- **Given records**:
○ ○ ○ ○ ○ ○ ○

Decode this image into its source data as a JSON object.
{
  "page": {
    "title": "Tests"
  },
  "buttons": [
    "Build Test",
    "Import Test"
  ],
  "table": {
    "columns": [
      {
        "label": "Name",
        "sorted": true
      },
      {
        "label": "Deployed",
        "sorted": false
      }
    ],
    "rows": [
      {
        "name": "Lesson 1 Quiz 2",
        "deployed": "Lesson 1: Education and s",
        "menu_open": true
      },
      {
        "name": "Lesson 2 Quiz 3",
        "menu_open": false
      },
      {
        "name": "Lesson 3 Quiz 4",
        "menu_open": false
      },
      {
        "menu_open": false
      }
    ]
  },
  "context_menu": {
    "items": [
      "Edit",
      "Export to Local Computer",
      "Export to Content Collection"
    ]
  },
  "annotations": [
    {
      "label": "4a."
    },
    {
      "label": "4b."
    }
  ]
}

○ ○ ○ ○ ○ ○ ○

- **What is required**: State how many lines of the data include the word "label", with nothing else.

- **Answer to the problem**: 4